REQUIRED WORK -> Please rewrite everything from the start of the records down to the line containing "legend-item-a3ss: A3SS xyxy=(496,64,577,112)", replacing "legend-swatch" with "legend-marker" and leaving the rest unchanged.

INFORMATION PROVIDED ->
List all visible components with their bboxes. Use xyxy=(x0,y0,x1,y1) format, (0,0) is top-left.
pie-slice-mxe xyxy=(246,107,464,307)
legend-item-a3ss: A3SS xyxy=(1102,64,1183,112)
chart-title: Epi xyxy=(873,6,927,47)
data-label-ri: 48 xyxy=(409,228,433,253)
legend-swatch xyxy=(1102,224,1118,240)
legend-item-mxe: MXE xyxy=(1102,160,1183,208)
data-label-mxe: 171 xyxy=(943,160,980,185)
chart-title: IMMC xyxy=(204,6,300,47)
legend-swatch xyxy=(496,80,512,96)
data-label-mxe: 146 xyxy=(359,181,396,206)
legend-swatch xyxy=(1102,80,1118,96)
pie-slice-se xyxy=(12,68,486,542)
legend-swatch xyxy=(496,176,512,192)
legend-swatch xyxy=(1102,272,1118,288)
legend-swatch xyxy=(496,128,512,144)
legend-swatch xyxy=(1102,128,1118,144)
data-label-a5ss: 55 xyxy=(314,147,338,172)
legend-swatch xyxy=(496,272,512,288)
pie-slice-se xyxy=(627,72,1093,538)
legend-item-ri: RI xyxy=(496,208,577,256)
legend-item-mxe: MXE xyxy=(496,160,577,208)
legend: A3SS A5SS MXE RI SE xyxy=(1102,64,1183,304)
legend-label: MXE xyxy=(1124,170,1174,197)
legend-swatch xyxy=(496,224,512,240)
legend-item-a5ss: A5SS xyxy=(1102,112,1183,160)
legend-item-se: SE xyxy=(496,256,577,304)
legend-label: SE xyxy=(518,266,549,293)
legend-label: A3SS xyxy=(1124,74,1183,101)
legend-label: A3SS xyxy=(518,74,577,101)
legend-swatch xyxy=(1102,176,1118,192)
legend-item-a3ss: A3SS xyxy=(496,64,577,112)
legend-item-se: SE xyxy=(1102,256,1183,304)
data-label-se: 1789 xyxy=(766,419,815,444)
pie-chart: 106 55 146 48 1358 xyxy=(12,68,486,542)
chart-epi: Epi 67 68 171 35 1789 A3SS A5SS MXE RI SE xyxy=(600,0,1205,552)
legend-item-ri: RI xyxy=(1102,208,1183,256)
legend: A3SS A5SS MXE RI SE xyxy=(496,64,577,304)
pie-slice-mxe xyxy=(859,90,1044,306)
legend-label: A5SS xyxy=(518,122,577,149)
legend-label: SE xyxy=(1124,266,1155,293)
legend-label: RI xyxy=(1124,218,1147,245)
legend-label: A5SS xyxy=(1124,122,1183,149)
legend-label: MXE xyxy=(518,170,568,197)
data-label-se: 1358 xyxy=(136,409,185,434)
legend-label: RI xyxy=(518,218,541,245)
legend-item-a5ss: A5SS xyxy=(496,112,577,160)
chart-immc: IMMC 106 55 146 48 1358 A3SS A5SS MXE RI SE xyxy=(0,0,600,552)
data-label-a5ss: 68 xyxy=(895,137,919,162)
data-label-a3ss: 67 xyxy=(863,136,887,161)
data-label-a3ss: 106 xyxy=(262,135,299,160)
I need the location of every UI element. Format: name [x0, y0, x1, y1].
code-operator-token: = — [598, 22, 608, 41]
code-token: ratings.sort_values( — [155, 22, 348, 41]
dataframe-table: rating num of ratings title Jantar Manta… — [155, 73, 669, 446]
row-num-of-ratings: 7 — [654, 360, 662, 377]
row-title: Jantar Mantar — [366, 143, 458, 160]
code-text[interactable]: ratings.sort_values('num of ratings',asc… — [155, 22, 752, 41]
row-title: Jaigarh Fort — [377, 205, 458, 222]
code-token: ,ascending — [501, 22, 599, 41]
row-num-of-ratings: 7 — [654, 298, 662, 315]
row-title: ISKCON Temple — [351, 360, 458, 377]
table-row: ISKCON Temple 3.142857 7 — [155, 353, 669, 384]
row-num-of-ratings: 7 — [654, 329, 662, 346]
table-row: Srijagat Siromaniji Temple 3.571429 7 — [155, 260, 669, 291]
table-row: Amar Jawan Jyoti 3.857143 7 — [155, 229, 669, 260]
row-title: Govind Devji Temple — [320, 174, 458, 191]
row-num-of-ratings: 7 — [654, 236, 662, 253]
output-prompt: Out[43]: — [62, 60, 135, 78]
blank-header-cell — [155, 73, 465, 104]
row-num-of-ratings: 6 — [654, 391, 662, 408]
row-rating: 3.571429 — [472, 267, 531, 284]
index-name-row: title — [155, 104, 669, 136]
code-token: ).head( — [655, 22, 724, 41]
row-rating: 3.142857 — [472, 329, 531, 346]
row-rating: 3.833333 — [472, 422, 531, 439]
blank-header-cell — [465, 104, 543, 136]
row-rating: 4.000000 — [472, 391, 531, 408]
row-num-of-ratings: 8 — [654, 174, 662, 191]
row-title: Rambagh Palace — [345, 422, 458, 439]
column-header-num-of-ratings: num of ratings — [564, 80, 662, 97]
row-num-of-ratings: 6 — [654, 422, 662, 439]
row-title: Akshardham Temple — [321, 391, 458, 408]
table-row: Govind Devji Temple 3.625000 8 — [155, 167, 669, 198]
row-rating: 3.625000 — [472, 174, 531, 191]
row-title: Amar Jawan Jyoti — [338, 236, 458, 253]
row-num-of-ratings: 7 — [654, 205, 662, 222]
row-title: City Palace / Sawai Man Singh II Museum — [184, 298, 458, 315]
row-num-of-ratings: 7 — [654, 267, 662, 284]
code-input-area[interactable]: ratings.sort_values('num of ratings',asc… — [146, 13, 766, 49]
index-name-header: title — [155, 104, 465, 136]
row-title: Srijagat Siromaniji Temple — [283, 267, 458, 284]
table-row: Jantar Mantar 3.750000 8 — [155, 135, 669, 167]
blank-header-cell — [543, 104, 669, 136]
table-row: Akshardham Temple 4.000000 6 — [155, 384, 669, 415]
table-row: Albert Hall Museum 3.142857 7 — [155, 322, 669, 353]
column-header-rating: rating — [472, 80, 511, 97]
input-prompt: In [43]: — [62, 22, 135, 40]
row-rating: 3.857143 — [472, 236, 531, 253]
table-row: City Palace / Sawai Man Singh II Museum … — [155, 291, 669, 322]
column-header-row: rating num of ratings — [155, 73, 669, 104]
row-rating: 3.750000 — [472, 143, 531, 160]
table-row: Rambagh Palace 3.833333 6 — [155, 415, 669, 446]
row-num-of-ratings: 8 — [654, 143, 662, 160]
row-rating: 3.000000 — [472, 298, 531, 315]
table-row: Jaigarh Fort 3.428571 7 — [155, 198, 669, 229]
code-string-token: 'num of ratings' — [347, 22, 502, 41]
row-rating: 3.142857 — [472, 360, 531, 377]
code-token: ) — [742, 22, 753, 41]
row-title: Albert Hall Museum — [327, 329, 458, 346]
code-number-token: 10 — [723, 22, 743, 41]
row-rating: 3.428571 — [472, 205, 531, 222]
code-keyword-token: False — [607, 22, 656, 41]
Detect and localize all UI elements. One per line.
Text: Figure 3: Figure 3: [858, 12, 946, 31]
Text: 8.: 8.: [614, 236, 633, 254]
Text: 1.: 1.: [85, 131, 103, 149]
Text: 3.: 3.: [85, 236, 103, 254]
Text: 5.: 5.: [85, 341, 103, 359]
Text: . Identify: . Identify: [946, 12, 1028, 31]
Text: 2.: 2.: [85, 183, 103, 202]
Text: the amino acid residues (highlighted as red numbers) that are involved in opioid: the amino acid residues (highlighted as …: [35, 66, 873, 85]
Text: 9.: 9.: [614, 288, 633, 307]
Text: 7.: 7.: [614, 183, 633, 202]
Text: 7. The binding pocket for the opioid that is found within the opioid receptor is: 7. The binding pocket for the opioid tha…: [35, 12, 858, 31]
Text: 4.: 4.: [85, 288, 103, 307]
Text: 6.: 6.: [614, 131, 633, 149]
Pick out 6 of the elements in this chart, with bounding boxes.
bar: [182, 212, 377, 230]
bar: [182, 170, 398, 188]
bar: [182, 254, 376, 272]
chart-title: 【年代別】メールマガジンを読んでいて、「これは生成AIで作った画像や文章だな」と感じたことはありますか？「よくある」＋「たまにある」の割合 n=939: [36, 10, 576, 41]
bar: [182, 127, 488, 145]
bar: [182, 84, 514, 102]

WRITTEN ANSWER ->
List all visible components with their bboxes. Use xyxy=(x0,y0,x1,y1) format, (0,0) is top-left.
pie-slice-mxe xyxy=(246,107,464,307)
legend-item-a3ss: A3SS xyxy=(1102,64,1183,112)
chart-title: Epi xyxy=(873,6,927,47)
data-label-ri: 48 xyxy=(409,228,433,253)
legend-marker xyxy=(1102,224,1118,240)
legend-item-mxe: MXE xyxy=(1102,160,1183,208)
data-label-mxe: 171 xyxy=(943,160,980,185)
chart-title: IMMC xyxy=(204,6,300,47)
legend-marker xyxy=(496,80,512,96)
data-label-mxe: 146 xyxy=(359,181,396,206)
legend-marker xyxy=(1102,80,1118,96)
pie-slice-se xyxy=(12,68,486,542)
legend-marker xyxy=(496,176,512,192)
legend-marker xyxy=(1102,272,1118,288)
legend-marker xyxy=(496,128,512,144)
legend-marker xyxy=(1102,128,1118,144)
data-label-a5ss: 55 xyxy=(314,147,338,172)
legend-marker xyxy=(496,272,512,288)
pie-slice-se xyxy=(627,72,1093,538)
legend-item-ri: RI xyxy=(496,208,577,256)
legend-item-mxe: MXE xyxy=(496,160,577,208)
legend: A3SS A5SS MXE RI SE xyxy=(1102,64,1183,304)
legend-label: MXE xyxy=(1124,170,1174,197)
legend-marker xyxy=(496,224,512,240)
legend-item-a5ss: A5SS xyxy=(1102,112,1183,160)
legend-item-se: SE xyxy=(496,256,577,304)
legend-label: SE xyxy=(518,266,549,293)
legend-label: A3SS xyxy=(1124,74,1183,101)
legend-label: A3SS xyxy=(518,74,577,101)
legend-marker xyxy=(1102,176,1118,192)
legend-item-a3ss: A3SS xyxy=(496,64,577,112)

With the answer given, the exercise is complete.